Skip the pictures. Transcribe the rest of the data below without changing a word.

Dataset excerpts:
----------
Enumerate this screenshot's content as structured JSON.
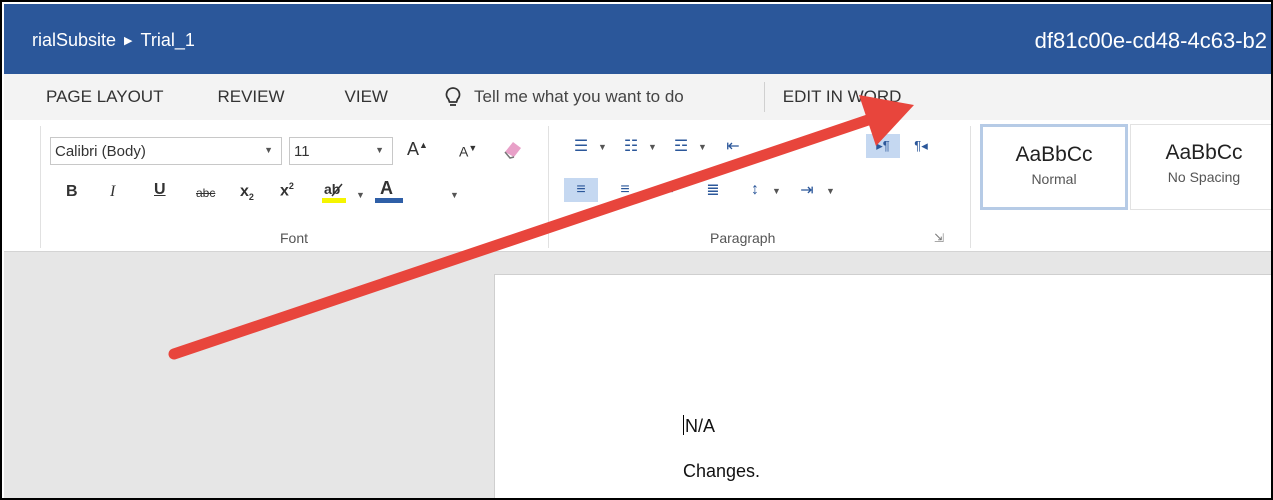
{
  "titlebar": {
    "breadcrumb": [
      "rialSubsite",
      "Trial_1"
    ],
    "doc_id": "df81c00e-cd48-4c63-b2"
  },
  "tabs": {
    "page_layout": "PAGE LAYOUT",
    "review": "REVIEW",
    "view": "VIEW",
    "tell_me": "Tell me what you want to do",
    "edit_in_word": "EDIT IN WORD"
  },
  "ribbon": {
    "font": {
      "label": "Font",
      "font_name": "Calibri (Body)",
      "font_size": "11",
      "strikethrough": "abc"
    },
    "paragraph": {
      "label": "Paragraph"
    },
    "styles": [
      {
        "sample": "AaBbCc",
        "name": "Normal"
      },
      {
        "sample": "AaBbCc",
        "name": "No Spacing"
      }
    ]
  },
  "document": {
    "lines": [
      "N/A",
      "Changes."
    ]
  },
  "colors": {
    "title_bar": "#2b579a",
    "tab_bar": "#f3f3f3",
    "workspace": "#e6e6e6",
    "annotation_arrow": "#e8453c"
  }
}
----------
# EXERCISE RESULT
Enumerate this screenshot's content as structured JSON.
{
  "titlebar": {
    "breadcrumb": [
      "rialSubsite",
      "Trial_1"
    ],
    "doc_id": "df81c00e-cd48-4c63-b2"
  },
  "tabs": {
    "page_layout": "PAGE LAYOUT",
    "review": "REVIEW",
    "view": "VIEW",
    "tell_me": "Tell me what you want to do",
    "edit_in_word": "EDIT IN WORD"
  },
  "ribbon": {
    "font": {
      "label": "Font",
      "font_name": "Calibri (Body)",
      "font_size": "11",
      "strikethrough": "abc"
    },
    "paragraph": {
      "label": "Paragraph"
    },
    "styles": [
      {
        "sample": "AaBbCc",
        "name": "Normal"
      },
      {
        "sample": "AaBbCc",
        "name": "No Spacing"
      }
    ]
  },
  "document": {
    "lines": [
      "N/A",
      "Changes."
    ]
  },
  "colors": {
    "title_bar": "#2b579a",
    "tab_bar": "#f3f3f3",
    "workspace": "#e6e6e6",
    "annotation_arrow": "#e8453c"
  }
}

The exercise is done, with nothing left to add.